====== RECORDS SUPPLIED
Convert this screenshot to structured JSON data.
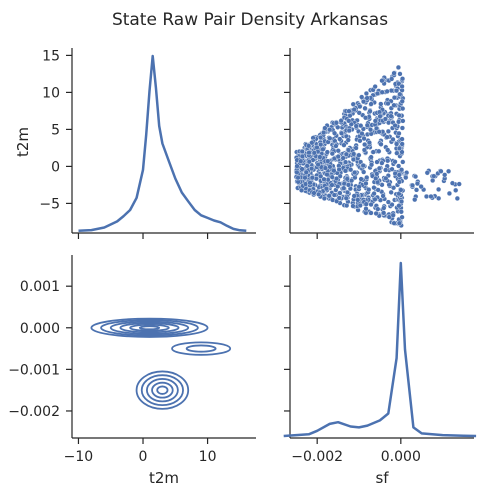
{
  "title": "State Raw Pair Density Arkansas",
  "chart_data": {
    "type": "pairgrid",
    "title": "State Raw Pair Density Arkansas",
    "variables": [
      "t2m",
      "sf"
    ],
    "color": "#4c72b0",
    "axes": {
      "t2m": {
        "label": "t2m",
        "range": [
          -11,
          17.5
        ],
        "ticks": [
          -10,
          0,
          10
        ]
      },
      "sf": {
        "label": "sf",
        "range": [
          -0.00265,
          0.00175
        ],
        "ticks": [
          -0.002,
          0.0
        ],
        "tick_labels": [
          "−0.002",
          "0.000"
        ]
      },
      "t2m_y": {
        "label": "t2m",
        "range": [
          -9,
          16
        ],
        "ticks": [
          -5,
          0,
          5,
          10,
          15
        ],
        "tick_labels": [
          "−5",
          "0",
          "5",
          "10",
          "15"
        ]
      },
      "sf_y": {
        "label": "",
        "range": [
          -0.00265,
          0.00175
        ],
        "ticks": [
          -0.002,
          -0.001,
          0.0,
          0.001
        ],
        "tick_labels": [
          "−0.002",
          "−0.001",
          "0.000",
          "0.001"
        ]
      }
    },
    "panels": [
      {
        "name": "t2m-kde",
        "type": "kde-line",
        "x": [
          -10,
          -8,
          -6,
          -4,
          -3,
          -2,
          -1,
          0,
          0.5,
          1,
          1.5,
          2,
          2.5,
          3,
          4,
          5,
          6,
          7,
          8,
          9,
          10,
          11,
          12,
          13,
          14,
          15,
          16
        ],
        "density": [
          0.001,
          0.005,
          0.02,
          0.055,
          0.085,
          0.12,
          0.19,
          0.35,
          0.55,
          0.8,
          1.0,
          0.82,
          0.6,
          0.5,
          0.4,
          0.3,
          0.22,
          0.17,
          0.12,
          0.09,
          0.075,
          0.06,
          0.05,
          0.03,
          0.012,
          0.004,
          0.001
        ]
      },
      {
        "name": "t2m-vs-sf-scatter",
        "type": "scatter",
        "note_points": "dense cloud of points, t2m from -8 to 15 and sf from -0.0025 to 0.0011"
      },
      {
        "name": "sf-vs-t2m-kde-contour",
        "type": "kde-contour",
        "clusters": [
          {
            "center_t2m": 1,
            "center_sf": 0.0,
            "levels": 6
          },
          {
            "center_t2m": 3,
            "center_sf": -0.0015,
            "levels": 5
          },
          {
            "center_t2m": 9,
            "center_sf": -0.0005,
            "levels": 2
          }
        ]
      },
      {
        "name": "sf-kde",
        "type": "kde-line",
        "x": [
          -0.0028,
          -0.0022,
          -0.002,
          -0.0017,
          -0.0015,
          -0.0012,
          -0.001,
          -0.0008,
          -0.0005,
          -0.0003,
          -0.0001,
          0.0,
          0.0001,
          0.0003,
          0.0005,
          0.001,
          0.0015,
          0.0018
        ],
        "density": [
          0.0,
          0.01,
          0.03,
          0.07,
          0.08,
          0.055,
          0.05,
          0.06,
          0.09,
          0.13,
          0.45,
          1.0,
          0.5,
          0.05,
          0.015,
          0.005,
          0.002,
          0.0
        ]
      }
    ]
  }
}
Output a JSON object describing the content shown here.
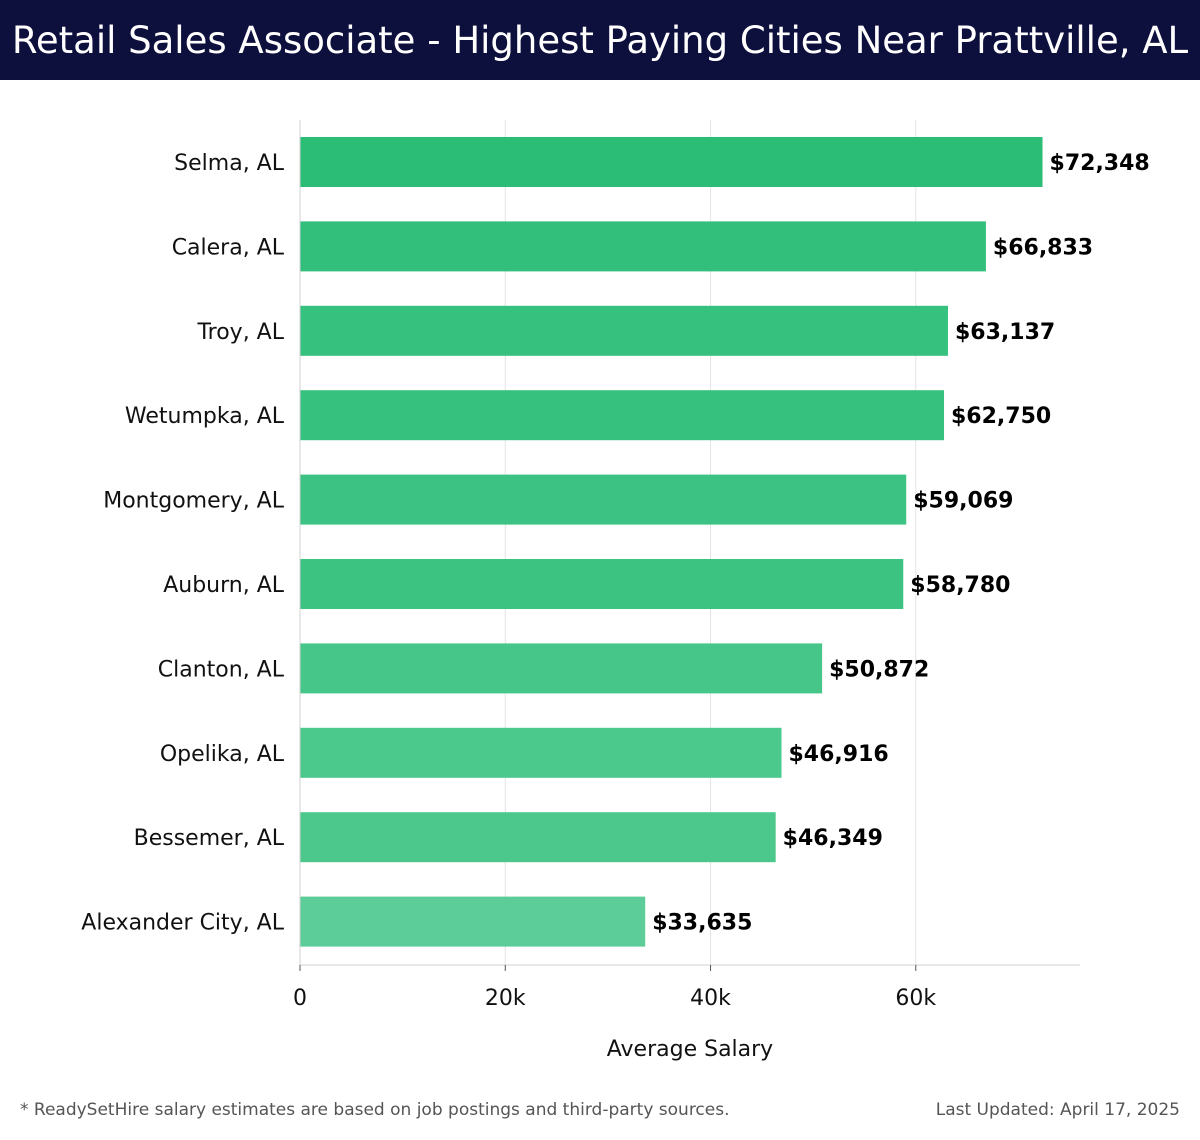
{
  "header": {
    "title": "Retail Sales Associate - Highest Paying Cities Near Prattville, AL",
    "background": "#0d0f3c",
    "text_color": "#ffffff"
  },
  "chart_data": {
    "type": "bar",
    "orientation": "horizontal",
    "title": "Retail Sales Associate - Highest Paying Cities Near Prattville, AL",
    "categories": [
      "Selma, AL",
      "Calera, AL",
      "Troy, AL",
      "Wetumpka, AL",
      "Montgomery, AL",
      "Auburn, AL",
      "Clanton, AL",
      "Opelika, AL",
      "Bessemer, AL",
      "Alexander City, AL"
    ],
    "values": [
      72348,
      66833,
      63137,
      62750,
      59069,
      58780,
      50872,
      46916,
      46349,
      33635
    ],
    "value_labels": [
      "$72,348",
      "$66,833",
      "$63,137",
      "$62,750",
      "$59,069",
      "$58,780",
      "$50,872",
      "$46,916",
      "$46,349",
      "$33,635"
    ],
    "xlabel": "Average Salary",
    "ylabel": "",
    "xlim": [
      0,
      76000
    ],
    "x_ticks": [
      0,
      20000,
      40000,
      60000
    ],
    "x_tick_labels": [
      "0",
      "20k",
      "40k",
      "60k"
    ],
    "grid": true,
    "bar_color_max": "#2bbd76",
    "bar_color_min": "#5ccd98"
  },
  "footer": {
    "note": "* ReadySetHire salary estimates are based on job postings and third-party sources.",
    "updated": "Last Updated: April 17, 2025"
  }
}
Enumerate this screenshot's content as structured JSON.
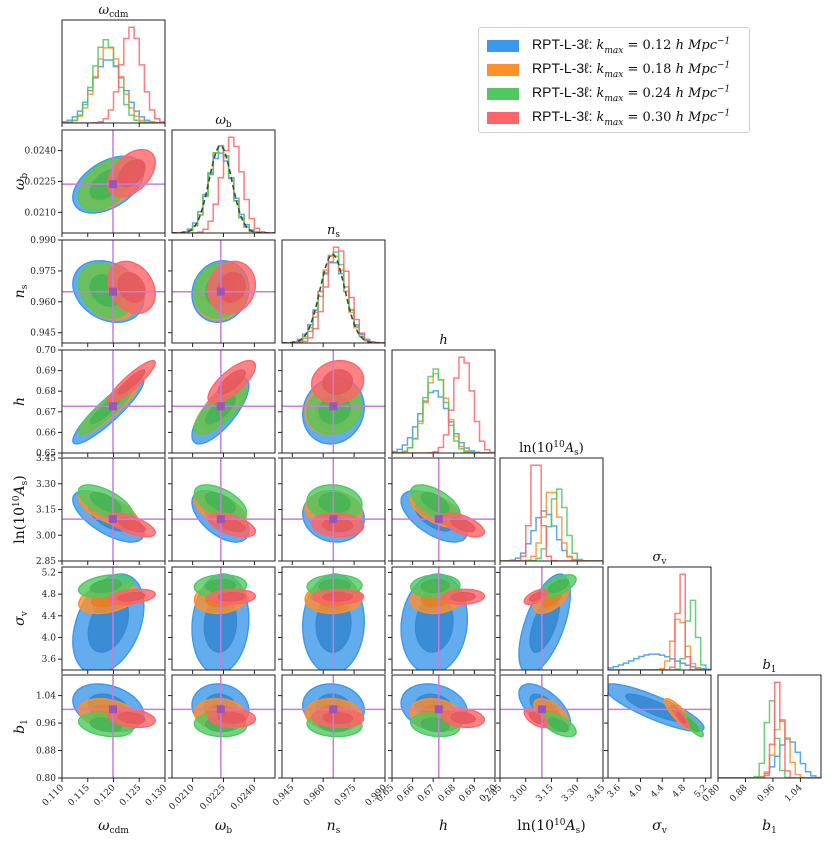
{
  "chart_data": {
    "type": "corner",
    "title": "",
    "parameters": [
      {
        "key": "omega_cdm",
        "label": "ω_cdm",
        "range": [
          0.11,
          0.13
        ],
        "ticks": [
          0.11,
          0.115,
          0.12,
          0.125,
          0.13
        ],
        "tick_labels": [
          "0.110",
          "0.115",
          "0.120",
          "0.125",
          "0.130"
        ],
        "fiducial": 0.1199
      },
      {
        "key": "omega_b",
        "label": "ω_b",
        "range": [
          0.02,
          0.025
        ],
        "ticks": [
          0.021,
          0.0225,
          0.024
        ],
        "tick_labels": [
          "0.0210",
          "0.0225",
          "0.0240"
        ],
        "fiducial": 0.02237
      },
      {
        "key": "n_s",
        "label": "n_s",
        "range": [
          0.94,
          0.99
        ],
        "ticks": [
          0.945,
          0.96,
          0.975,
          0.99
        ],
        "tick_labels": [
          "0.945",
          "0.960",
          "0.975",
          "0.990"
        ],
        "fiducial": 0.9649
      },
      {
        "key": "h",
        "label": "h",
        "range": [
          0.65,
          0.7
        ],
        "ticks": [
          0.65,
          0.66,
          0.67,
          0.68,
          0.69,
          0.7
        ],
        "tick_labels": [
          "0.65",
          "0.66",
          "0.67",
          "0.68",
          "0.69",
          "0.70"
        ],
        "fiducial": 0.6727
      },
      {
        "key": "ln10As",
        "label": "ln(10¹⁰A_s)",
        "range": [
          2.85,
          3.45
        ],
        "ticks": [
          2.85,
          3.0,
          3.15,
          3.3,
          3.45
        ],
        "tick_labels": [
          "2.85",
          "3.00",
          "3.15",
          "3.30",
          "3.45"
        ],
        "fiducial": 3.094
      },
      {
        "key": "sigma_v",
        "label": "σ_v",
        "range": [
          3.4,
          5.3
        ],
        "ticks": [
          3.6,
          4.0,
          4.4,
          4.8,
          5.2
        ],
        "tick_labels": [
          "3.6",
          "4.0",
          "4.4",
          "4.8",
          "5.2"
        ],
        "fiducial": null
      },
      {
        "key": "b1",
        "label": "b₁",
        "range": [
          0.8,
          1.1
        ],
        "ticks": [
          0.8,
          0.88,
          0.96,
          1.04
        ],
        "tick_labels": [
          "0.80",
          "0.88",
          "0.96",
          "1.04"
        ],
        "fiducial": 1.0
      }
    ],
    "series": [
      {
        "name": "RPT-L-3ℓ: k_max = 0.12 h Mpc⁻¹",
        "kmax": 0.12,
        "color": "#3c98ea",
        "mean": {
          "omega_cdm": 0.119,
          "omega_b": 0.02235,
          "n_s": 0.965,
          "h": 0.6705,
          "ln10As": 3.11,
          "sigma_v": 4.25,
          "b1": 1.005
        },
        "sigma": {
          "omega_cdm": 0.003,
          "omega_b": 0.0006,
          "n_s": 0.0065,
          "h": 0.007,
          "ln10As": 0.065,
          "sigma_v": 0.4,
          "b1": 0.03
        }
      },
      {
        "name": "RPT-L-3ℓ: k_max = 0.18 h Mpc⁻¹",
        "kmax": 0.18,
        "color": "#ff8f2a",
        "mean": {
          "omega_cdm": 0.119,
          "omega_b": 0.02235,
          "n_s": 0.965,
          "h": 0.6715,
          "ln10As": 3.15,
          "sigma_v": 4.72,
          "b1": 0.985
        },
        "sigma": {
          "omega_cdm": 0.0025,
          "omega_b": 0.00055,
          "n_s": 0.006,
          "h": 0.0055,
          "ln10As": 0.045,
          "sigma_v": 0.12,
          "b1": 0.02
        }
      },
      {
        "name": "RPT-L-3ℓ: k_max = 0.24 h Mpc⁻¹",
        "kmax": 0.24,
        "color": "#4fc95f",
        "mean": {
          "omega_cdm": 0.1185,
          "omega_b": 0.02235,
          "n_s": 0.9655,
          "h": 0.671,
          "ln10As": 3.19,
          "sigma_v": 4.95,
          "b1": 0.955
        },
        "sigma": {
          "omega_cdm": 0.0023,
          "omega_b": 0.00055,
          "n_s": 0.0058,
          "h": 0.0052,
          "ln10As": 0.045,
          "sigma_v": 0.09,
          "b1": 0.015
        }
      },
      {
        "name": "RPT-L-3ℓ: k_max = 0.30 h Mpc⁻¹",
        "kmax": 0.3,
        "color": "#ff6468",
        "mean": {
          "omega_cdm": 0.1235,
          "omega_b": 0.0229,
          "n_s": 0.967,
          "h": 0.6845,
          "ln10As": 3.06,
          "sigma_v": 4.75,
          "b1": 0.975
        },
        "sigma": {
          "omega_cdm": 0.002,
          "omega_b": 0.0005,
          "n_s": 0.0055,
          "h": 0.0045,
          "ln10As": 0.03,
          "sigma_v": 0.06,
          "b1": 0.012
        }
      }
    ],
    "gaussian_prior": {
      "omega_b": {
        "mean": 0.02235,
        "sigma": 0.00055
      },
      "n_s": {
        "mean": 0.9645,
        "sigma": 0.006
      },
      "style": "dashed",
      "color": "#444444"
    },
    "correlations": {
      "omega_b|omega_cdm": 0.45,
      "n_s|omega_cdm": -0.25,
      "n_s|omega_b": 0.1,
      "h|omega_cdm": 0.9,
      "h|omega_b": 0.75,
      "h|n_s": 0.1,
      "ln10As|omega_cdm": -0.65,
      "ln10As|omega_b": -0.55,
      "ln10As|n_s": -0.1,
      "ln10As|h": -0.6,
      "sigma_v|omega_cdm": 0.35,
      "sigma_v|omega_b": 0.1,
      "sigma_v|n_s": 0.05,
      "sigma_v|h": 0.1,
      "sigma_v|ln10As": 0.6,
      "b1|omega_cdm": -0.3,
      "b1|omega_b": -0.1,
      "b1|n_s": -0.1,
      "b1|h": -0.2,
      "b1|ln10As": -0.6,
      "b1|sigma_v": -0.85
    },
    "fiducial_color": "#c67ddb",
    "legend_position": "top-right",
    "grid": false
  },
  "legend": {
    "items": [
      {
        "prefix": "RPT-L-3ℓ: ",
        "math": "k",
        "sub": "max",
        "eq": " = 0.12 ",
        "unit": "h Mpc",
        "sup": "−1",
        "color": "#3c98ea"
      },
      {
        "prefix": "RPT-L-3ℓ: ",
        "math": "k",
        "sub": "max",
        "eq": " = 0.18 ",
        "unit": "h Mpc",
        "sup": "−1",
        "color": "#ff8f2a"
      },
      {
        "prefix": "RPT-L-3ℓ: ",
        "math": "k",
        "sub": "max",
        "eq": " = 0.24 ",
        "unit": "h Mpc",
        "sup": "−1",
        "color": "#4fc95f"
      },
      {
        "prefix": "RPT-L-3ℓ: ",
        "math": "k",
        "sub": "max",
        "eq": " = 0.30 ",
        "unit": "h Mpc",
        "sup": "−1",
        "color": "#ff6468"
      }
    ]
  },
  "titles": {
    "omega_cdm": "ω",
    "omega_cdm_sub": "cdm",
    "omega_b": "ω",
    "omega_b_sub": "b",
    "n_s": "n",
    "n_s_sub": "s",
    "h": "h",
    "ln10As": "ln(10",
    "ln10As_sup": "10",
    "ln10As_tail": "A",
    "ln10As_sub": "s",
    "sigma_v": "σ",
    "sigma_v_sub": "v",
    "b1": "b",
    "b1_sub": "1"
  }
}
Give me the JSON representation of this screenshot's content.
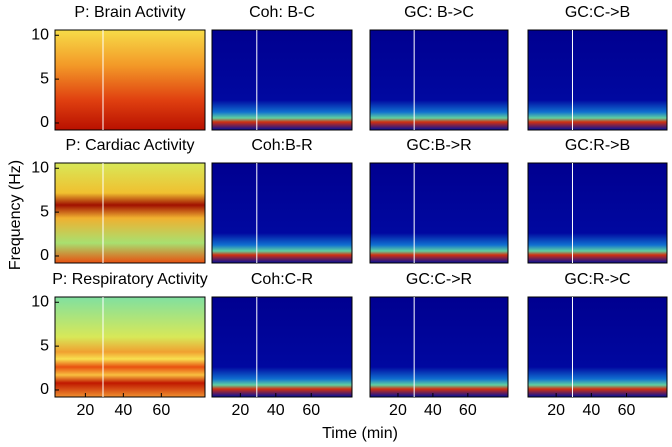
{
  "chart_data": {
    "type": "heatmap",
    "panels": [
      {
        "title": "P: Brain Activity"
      },
      {
        "title": "Coh: B-C"
      },
      {
        "title": "GC: B->C"
      },
      {
        "title": "GC:C->B"
      },
      {
        "title": "P: Cardiac Activity"
      },
      {
        "title": "Coh:B-R"
      },
      {
        "title": "GC:B->R"
      },
      {
        "title": "GC:R->B"
      },
      {
        "title": "P: Respiratory Activity"
      },
      {
        "title": "Coh:C-R"
      },
      {
        "title": "GC:C->R"
      },
      {
        "title": "GC:R->C"
      }
    ],
    "xlabel": "Time (min)",
    "ylabel": "Frequency (Hz)",
    "xlim": [
      4,
      83
    ],
    "xticks": [
      20,
      40,
      60
    ],
    "ylim": [
      -0.8,
      10.6
    ],
    "yticks": [
      0,
      5,
      10
    ]
  }
}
============
* **TASK REQUIREMENTS**
Within the material above, find the lines that contain the word "State"; copy them.

* **EXERCISE OUTPUT**
  "title": "State Raw Pair Density Arkansas",
    "title": "State Raw Pair Density Arkansas",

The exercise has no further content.